Dataset rows
◆ ◆ ◆ ◆ ◆

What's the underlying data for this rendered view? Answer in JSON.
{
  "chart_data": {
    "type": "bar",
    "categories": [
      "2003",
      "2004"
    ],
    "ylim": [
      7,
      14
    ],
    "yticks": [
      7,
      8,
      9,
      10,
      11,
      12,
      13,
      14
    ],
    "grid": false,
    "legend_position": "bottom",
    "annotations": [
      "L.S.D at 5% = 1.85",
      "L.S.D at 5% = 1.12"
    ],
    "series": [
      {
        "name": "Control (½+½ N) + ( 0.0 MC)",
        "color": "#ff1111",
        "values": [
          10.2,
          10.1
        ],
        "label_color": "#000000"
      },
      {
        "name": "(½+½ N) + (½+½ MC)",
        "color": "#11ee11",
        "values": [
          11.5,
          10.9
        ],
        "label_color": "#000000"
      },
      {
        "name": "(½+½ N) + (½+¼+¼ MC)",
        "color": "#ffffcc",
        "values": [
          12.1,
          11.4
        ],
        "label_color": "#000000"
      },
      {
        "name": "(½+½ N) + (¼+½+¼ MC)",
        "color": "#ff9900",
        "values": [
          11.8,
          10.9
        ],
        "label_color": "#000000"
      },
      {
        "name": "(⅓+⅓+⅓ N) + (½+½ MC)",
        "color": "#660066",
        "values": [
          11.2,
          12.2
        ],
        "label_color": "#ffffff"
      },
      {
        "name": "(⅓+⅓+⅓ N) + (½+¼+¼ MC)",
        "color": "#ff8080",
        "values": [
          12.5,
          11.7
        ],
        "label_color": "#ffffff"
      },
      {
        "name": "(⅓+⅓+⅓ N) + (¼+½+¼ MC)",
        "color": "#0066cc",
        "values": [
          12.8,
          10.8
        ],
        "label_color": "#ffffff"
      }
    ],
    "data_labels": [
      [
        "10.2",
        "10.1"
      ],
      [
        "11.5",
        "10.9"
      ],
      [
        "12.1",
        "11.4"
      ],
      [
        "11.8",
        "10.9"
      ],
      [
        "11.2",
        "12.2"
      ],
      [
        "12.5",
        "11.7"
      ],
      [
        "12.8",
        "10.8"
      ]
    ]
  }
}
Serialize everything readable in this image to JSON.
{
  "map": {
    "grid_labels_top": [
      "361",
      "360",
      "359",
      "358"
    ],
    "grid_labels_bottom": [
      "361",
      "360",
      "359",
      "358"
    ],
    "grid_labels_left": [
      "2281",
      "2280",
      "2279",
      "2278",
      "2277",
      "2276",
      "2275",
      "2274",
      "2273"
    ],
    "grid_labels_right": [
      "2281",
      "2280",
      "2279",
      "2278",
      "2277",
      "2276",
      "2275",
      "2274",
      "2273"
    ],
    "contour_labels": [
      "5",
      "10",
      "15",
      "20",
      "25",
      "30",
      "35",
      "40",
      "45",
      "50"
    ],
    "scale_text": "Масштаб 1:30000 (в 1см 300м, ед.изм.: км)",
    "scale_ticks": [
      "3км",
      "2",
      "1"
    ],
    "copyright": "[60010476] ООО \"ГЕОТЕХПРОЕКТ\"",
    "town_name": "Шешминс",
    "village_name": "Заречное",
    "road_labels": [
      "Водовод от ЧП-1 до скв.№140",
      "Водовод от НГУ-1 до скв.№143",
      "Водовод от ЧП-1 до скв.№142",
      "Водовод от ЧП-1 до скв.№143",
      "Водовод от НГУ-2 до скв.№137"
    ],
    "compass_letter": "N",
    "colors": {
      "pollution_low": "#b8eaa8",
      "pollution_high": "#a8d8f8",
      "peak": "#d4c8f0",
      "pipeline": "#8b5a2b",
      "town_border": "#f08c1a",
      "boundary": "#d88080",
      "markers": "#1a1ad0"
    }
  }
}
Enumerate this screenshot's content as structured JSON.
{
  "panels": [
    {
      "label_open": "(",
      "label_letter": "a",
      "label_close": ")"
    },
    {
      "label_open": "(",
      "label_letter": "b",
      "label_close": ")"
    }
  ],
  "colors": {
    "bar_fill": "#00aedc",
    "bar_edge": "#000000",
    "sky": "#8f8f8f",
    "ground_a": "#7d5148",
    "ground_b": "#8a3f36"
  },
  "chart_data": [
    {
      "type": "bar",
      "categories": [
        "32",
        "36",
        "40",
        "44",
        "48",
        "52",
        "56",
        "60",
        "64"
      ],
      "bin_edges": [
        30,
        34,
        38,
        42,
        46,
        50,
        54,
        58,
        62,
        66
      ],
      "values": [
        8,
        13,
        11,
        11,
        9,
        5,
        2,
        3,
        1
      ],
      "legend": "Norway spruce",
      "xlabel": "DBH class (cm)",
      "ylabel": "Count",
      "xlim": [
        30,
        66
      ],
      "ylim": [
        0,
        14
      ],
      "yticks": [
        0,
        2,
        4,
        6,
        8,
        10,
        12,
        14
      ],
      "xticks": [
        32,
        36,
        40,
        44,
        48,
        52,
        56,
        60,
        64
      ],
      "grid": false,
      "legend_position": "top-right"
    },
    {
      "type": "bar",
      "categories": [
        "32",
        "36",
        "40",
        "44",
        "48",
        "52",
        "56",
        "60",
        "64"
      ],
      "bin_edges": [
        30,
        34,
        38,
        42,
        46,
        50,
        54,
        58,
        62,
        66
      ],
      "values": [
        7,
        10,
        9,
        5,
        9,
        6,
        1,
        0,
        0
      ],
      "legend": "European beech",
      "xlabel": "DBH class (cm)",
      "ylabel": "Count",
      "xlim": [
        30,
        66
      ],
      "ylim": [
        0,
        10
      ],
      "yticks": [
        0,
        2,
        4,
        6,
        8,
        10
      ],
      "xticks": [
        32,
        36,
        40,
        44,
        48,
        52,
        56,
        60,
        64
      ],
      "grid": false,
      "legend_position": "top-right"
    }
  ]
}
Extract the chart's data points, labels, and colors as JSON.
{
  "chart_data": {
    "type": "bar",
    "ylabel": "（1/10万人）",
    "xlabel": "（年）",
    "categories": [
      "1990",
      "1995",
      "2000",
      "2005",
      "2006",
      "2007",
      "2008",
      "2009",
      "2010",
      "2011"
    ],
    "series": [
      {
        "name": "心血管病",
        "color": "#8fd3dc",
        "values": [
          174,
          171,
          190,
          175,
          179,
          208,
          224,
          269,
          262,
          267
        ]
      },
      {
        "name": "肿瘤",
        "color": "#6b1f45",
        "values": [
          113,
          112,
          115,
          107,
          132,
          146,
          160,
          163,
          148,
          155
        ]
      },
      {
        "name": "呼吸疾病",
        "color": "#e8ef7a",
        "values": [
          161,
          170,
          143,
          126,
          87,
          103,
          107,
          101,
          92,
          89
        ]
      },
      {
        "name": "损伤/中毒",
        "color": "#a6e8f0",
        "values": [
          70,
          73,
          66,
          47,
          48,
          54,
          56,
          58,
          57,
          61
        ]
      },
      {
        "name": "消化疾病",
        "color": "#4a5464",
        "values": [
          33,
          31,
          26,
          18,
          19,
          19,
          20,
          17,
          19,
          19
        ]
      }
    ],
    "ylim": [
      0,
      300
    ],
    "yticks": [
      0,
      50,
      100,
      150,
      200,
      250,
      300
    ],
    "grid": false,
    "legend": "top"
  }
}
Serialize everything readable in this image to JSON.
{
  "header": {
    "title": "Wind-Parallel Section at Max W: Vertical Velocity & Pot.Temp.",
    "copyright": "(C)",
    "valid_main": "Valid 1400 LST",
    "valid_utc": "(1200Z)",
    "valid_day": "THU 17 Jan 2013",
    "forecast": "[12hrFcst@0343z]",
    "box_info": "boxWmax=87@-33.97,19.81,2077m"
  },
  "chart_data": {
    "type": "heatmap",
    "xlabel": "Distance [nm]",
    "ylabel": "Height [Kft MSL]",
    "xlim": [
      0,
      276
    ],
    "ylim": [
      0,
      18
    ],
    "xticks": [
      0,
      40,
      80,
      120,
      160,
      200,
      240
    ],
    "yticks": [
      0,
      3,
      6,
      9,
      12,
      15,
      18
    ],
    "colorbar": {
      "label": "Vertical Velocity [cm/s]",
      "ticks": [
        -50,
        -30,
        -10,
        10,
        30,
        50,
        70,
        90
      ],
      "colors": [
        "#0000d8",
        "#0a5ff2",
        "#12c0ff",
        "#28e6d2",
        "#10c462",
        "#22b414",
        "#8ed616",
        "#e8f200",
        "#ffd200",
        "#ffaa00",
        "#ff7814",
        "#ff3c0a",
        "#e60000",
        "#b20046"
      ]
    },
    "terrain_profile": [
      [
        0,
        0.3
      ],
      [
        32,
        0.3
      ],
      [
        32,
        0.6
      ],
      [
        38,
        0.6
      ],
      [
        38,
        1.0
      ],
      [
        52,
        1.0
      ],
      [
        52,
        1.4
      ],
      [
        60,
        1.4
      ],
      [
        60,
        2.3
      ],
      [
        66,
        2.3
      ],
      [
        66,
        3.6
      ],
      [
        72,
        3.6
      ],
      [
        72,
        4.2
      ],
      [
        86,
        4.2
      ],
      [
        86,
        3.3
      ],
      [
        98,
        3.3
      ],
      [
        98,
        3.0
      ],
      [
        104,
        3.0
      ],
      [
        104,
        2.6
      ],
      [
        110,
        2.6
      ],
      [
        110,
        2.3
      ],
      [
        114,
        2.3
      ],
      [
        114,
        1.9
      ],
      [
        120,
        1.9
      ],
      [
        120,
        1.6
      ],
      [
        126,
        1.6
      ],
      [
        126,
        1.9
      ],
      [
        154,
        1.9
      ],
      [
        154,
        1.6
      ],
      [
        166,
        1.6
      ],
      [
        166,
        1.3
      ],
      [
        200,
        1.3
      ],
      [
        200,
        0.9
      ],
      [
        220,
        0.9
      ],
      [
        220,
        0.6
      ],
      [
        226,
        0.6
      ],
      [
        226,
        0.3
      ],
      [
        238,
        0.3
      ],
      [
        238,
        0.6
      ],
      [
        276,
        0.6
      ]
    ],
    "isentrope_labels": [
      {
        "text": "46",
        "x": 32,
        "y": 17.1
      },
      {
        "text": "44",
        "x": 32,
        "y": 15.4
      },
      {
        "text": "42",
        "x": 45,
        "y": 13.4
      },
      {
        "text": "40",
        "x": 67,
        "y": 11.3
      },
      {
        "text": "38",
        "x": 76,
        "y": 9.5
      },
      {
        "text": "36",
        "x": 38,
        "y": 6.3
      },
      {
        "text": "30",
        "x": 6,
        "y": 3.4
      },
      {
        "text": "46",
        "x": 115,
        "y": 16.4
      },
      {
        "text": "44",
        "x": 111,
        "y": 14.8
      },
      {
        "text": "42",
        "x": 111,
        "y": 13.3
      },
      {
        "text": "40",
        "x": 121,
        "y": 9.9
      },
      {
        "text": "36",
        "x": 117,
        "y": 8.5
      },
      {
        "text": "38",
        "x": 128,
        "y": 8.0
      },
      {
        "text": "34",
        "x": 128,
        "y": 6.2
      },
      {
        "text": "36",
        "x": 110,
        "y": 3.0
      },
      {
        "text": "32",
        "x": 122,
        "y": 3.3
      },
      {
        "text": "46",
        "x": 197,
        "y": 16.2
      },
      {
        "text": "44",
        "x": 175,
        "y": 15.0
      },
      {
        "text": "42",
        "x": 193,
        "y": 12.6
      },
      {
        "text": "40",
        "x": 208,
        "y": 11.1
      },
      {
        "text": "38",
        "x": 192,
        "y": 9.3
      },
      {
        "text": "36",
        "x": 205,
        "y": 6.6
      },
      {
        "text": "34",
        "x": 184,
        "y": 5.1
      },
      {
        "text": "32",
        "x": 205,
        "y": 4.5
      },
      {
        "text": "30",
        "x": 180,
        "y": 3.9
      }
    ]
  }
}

◆ ◆ ◆ ◆ ◆

Select every line in the material above where the string "colors" occurs, and copy it.

    "colors": {
  "colors": {
Extract the chart's data points, labels, and colors as JSON.
      "colors": [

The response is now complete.